#### PROBLEM TO SOLVE
Reproduce the material in full, exactly as written.

#### Dataset entries on figures
[START]

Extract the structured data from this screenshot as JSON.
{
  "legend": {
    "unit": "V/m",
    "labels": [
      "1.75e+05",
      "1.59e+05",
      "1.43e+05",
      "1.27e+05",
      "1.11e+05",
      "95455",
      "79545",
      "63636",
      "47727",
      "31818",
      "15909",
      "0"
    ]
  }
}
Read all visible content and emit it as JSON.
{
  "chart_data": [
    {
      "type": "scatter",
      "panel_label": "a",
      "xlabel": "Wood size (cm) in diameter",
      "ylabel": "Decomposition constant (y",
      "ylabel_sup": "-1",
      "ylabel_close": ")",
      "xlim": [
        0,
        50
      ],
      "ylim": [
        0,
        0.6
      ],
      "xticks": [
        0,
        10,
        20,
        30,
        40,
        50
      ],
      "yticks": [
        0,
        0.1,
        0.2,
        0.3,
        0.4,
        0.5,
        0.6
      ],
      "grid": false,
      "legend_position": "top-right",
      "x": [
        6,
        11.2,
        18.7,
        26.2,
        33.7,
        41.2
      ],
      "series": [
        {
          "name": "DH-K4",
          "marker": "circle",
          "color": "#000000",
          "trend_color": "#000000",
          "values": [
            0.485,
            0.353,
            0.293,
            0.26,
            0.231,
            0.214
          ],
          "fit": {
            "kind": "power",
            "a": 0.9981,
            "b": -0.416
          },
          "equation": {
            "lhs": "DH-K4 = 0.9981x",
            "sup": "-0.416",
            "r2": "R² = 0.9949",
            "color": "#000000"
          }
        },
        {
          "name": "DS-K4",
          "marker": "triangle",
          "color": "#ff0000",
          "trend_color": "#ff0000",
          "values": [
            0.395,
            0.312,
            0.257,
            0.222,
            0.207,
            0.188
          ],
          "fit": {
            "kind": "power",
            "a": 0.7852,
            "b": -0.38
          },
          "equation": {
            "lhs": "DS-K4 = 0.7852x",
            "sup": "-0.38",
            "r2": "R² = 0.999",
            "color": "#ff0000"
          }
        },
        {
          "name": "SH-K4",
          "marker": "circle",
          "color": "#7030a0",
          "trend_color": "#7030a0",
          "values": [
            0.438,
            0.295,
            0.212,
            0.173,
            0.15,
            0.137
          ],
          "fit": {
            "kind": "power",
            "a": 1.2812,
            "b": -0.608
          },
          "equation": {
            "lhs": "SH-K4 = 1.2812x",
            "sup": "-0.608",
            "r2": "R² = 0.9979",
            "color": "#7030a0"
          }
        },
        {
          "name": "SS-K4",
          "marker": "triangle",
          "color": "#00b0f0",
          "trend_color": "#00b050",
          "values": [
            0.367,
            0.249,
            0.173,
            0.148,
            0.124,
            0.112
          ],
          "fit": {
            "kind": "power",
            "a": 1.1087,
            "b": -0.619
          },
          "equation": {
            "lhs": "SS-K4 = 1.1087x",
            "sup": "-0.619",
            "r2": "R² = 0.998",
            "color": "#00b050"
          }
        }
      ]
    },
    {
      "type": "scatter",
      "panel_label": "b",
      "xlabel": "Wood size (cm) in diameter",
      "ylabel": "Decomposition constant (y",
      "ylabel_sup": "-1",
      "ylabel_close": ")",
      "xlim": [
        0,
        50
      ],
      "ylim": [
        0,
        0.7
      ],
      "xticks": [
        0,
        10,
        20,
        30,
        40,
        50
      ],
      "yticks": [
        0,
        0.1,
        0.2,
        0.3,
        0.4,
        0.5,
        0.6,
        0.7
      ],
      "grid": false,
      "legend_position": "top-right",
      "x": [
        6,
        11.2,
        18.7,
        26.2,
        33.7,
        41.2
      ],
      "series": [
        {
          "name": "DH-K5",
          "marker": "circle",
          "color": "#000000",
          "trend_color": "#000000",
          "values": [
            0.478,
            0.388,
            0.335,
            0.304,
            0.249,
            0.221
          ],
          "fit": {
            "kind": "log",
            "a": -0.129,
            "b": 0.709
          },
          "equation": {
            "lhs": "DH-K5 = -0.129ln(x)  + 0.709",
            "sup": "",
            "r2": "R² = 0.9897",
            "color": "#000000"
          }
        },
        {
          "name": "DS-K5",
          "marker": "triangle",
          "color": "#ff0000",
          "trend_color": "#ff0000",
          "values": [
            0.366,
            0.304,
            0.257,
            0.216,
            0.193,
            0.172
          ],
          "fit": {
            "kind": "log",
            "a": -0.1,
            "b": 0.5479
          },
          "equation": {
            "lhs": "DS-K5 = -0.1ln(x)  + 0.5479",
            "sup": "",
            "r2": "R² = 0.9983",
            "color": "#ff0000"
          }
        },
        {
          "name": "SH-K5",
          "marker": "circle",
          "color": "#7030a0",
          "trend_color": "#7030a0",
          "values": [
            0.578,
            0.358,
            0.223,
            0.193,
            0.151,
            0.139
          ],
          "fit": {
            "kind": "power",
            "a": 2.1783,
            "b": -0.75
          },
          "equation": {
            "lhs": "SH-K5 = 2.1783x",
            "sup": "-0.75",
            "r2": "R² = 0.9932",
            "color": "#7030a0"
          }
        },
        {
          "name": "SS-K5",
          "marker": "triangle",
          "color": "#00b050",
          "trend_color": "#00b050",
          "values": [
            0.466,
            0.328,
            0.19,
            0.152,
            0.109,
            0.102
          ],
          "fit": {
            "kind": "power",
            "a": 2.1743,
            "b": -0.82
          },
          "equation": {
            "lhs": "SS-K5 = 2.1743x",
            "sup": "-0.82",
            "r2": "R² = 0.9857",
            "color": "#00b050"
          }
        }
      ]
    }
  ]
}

[END]

#### EXERCISE SOLUTION
Extract the structured data from this screenshot as JSON.
{
  "legend": {
    "unit": "V/m",
    "labels": [
      "1.75e+05",
      "1.59e+05",
      "1.43e+05",
      "1.27e+05",
      "1.11e+05",
      "95455",
      "79545",
      "63636",
      "47727",
      "31818",
      "15909",
      "0"
    ]
  }
}
Read all visible content and emit it as JSON.
{
  "chart_data": [
    {
      "type": "scatter",
      "panel_label": "a",
      "xlabel": "Wood size (cm) in diameter",
      "ylabel": "Decomposition constant (y",
      "ylabel_sup": "-1",
      "ylabel_close": ")",
      "xlim": [
        0,
        50
      ],
      "ylim": [
        0,
        0.6
      ],
      "xticks": [
        0,
        10,
        20,
        30,
        40,
        50
      ],
      "yticks": [
        0,
        0.1,
        0.2,
        0.3,
        0.4,
        0.5,
        0.6
      ],
      "grid": false,
      "legend_position": "top-right",
      "x": [
        6,
        11.2,
        18.7,
        26.2,
        33.7,
        41.2
      ],
      "series": [
        {
          "name": "DH-K4",
          "marker": "circle",
          "color": "#000000",
          "trend_color": "#000000",
          "values": [
            0.485,
            0.353,
            0.293,
            0.26,
            0.231,
            0.214
          ],
          "fit": {
            "kind": "power",
            "a": 0.9981,
            "b": -0.416
          },
          "equation": {
            "lhs": "DH-K4 = 0.9981x",
            "sup": "-0.416",
            "r2": "R² = 0.9949",
            "color": "#000000"
          }
        },
        {
          "name": "DS-K4",
          "marker": "triangle",
          "color": "#ff0000",
          "trend_color": "#ff0000",
          "values": [
            0.395,
            0.312,
            0.257,
            0.222,
            0.207,
            0.188
          ],
          "fit": {
            "kind": "power",
            "a": 0.7852,
            "b": -0.38
          },
          "equation": {
            "lhs": "DS-K4 = 0.7852x",
            "sup": "-0.38",
            "r2": "R² = 0.999",
            "color": "#ff0000"
          }
        },
        {
          "name": "SH-K4",
          "marker": "circle",
          "color": "#7030a0",
          "trend_color": "#7030a0",
          "values": [
            0.438,
            0.295,
            0.212,
            0.173,
            0.15,
            0.137
          ],
          "fit": {
            "kind": "power",
            "a": 1.2812,
            "b": -0.608
          },
          "equation": {
            "lhs": "SH-K4 = 1.2812x",
            "sup": "-0.608",
            "r2": "R² = 0.9979",
            "color": "#7030a0"
          }
        },
        {
          "name": "SS-K4",
          "marker": "triangle",
          "color": "#00b0f0",
          "trend_color": "#00b050",
          "values": [
            0.367,
            0.249,
            0.173,
            0.148,
            0.124,
            0.112
          ],
          "fit": {
            "kind": "power",
            "a": 1.1087,
            "b": -0.619
          },
          "equation": {
            "lhs": "SS-K4 = 1.1087x",
            "sup": "-0.619",
            "r2": "R² = 0.998",
            "color": "#00b050"
          }
        }
      ]
    },
    {
      "type": "scatter",
      "panel_label": "b",
      "xlabel": "Wood size (cm) in diameter",
      "ylabel": "Decomposition constant (y",
      "ylabel_sup": "-1",
      "ylabel_close": ")",
      "xlim": [
        0,
        50
      ],
      "ylim": [
        0,
        0.7
      ],
      "xticks": [
        0,
        10,
        20,
        30,
        40,
        50
      ],
      "yticks": [
        0,
        0.1,
        0.2,
        0.3,
        0.4,
        0.5,
        0.6,
        0.7
      ],
      "grid": false,
      "legend_position": "top-right",
      "x": [
        6,
        11.2,
        18.7,
        26.2,
        33.7,
        41.2
      ],
      "series": [
        {
          "name": "DH-K5",
          "marker": "circle",
          "color": "#000000",
          "trend_color": "#000000",
          "values": [
            0.478,
            0.388,
            0.335,
            0.304,
            0.249,
            0.221
          ],
          "fit": {
            "kind": "log",
            "a": -0.129,
            "b": 0.709
          },
          "equation": {
            "lhs": "DH-K5 = -0.129ln(x)  + 0.709",
            "sup": "",
            "r2": "R² = 0.9897",
            "color": "#000000"
          }
        },
        {
          "name": "DS-K5",
          "marker": "triangle",
          "color": "#ff0000",
          "trend_color": "#ff0000",
          "values": [
            0.366,
            0.304,
            0.257,
            0.216,
            0.193,
            0.172
          ],
          "fit": {
            "kind": "log",
            "a": -0.1,
            "b": 0.5479
          },
          "equation": {
            "lhs": "DS-K5 = -0.1ln(x)  + 0.5479",
            "sup": "",
            "r2": "R² = 0.9983",
            "color": "#ff0000"
          }
        },
        {
          "name": "SH-K5",
          "marker": "circle",
          "color": "#7030a0",
          "trend_color": "#7030a0",
          "values": [
            0.578,
            0.358,
            0.223,
            0.193,
            0.151,
            0.139
          ],
          "fit": {
            "kind": "power",
            "a": 2.1783,
            "b": -0.75
          },
          "equation": {
            "lhs": "SH-K5 = 2.1783x",
            "sup": "-0.75",
            "r2": "R² = 0.9932",
            "color": "#7030a0"
          }
        },
        {
          "name": "SS-K5",
          "marker": "triangle",
          "color": "#00b050",
          "trend_color": "#00b050",
          "values": [
            0.466,
            0.328,
            0.19,
            0.152,
            0.109,
            0.102
          ],
          "fit": {
            "kind": "power",
            "a": 2.1743,
            "b": -0.82
          },
          "equation": {
            "lhs": "SS-K5 = 2.1743x",
            "sup": "-0.82",
            "r2": "R² = 0.9857",
            "color": "#00b050"
          }
        }
      ]
    }
  ]
}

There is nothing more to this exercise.